Dataset records
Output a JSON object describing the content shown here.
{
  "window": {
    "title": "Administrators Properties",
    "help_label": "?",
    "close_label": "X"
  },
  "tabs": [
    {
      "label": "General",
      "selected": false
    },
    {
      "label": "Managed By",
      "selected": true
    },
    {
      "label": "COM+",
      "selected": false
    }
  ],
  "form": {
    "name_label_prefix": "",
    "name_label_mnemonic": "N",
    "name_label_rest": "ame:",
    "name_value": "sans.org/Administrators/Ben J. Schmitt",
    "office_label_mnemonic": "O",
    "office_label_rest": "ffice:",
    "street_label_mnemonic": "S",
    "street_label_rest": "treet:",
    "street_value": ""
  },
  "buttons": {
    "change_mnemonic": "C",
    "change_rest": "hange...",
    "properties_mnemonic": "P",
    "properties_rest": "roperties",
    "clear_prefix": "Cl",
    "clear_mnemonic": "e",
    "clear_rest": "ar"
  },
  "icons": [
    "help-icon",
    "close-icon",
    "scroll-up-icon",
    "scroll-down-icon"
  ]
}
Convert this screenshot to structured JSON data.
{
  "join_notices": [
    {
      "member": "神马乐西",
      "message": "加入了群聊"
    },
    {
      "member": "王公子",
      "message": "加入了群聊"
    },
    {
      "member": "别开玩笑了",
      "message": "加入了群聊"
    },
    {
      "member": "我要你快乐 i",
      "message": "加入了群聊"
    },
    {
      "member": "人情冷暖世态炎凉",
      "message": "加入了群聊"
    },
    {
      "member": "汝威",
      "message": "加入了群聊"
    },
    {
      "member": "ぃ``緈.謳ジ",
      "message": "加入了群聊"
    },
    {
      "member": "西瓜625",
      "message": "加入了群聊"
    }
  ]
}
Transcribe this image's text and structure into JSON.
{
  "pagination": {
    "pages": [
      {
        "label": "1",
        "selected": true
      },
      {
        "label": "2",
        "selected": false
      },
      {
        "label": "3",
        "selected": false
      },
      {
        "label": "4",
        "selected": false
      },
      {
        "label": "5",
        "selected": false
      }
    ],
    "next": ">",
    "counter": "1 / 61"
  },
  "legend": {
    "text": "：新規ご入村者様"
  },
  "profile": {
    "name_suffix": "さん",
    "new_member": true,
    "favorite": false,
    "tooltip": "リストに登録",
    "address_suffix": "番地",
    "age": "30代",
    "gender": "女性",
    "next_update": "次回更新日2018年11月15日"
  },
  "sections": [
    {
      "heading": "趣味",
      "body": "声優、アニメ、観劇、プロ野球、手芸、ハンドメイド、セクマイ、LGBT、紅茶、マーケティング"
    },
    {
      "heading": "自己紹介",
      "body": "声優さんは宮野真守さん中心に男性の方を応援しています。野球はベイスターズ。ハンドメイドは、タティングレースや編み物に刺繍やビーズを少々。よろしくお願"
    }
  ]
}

▶ [Task to carry out]
State only the number of lines in these entries that contain "Administrators".

▶ [Reply to the task]
2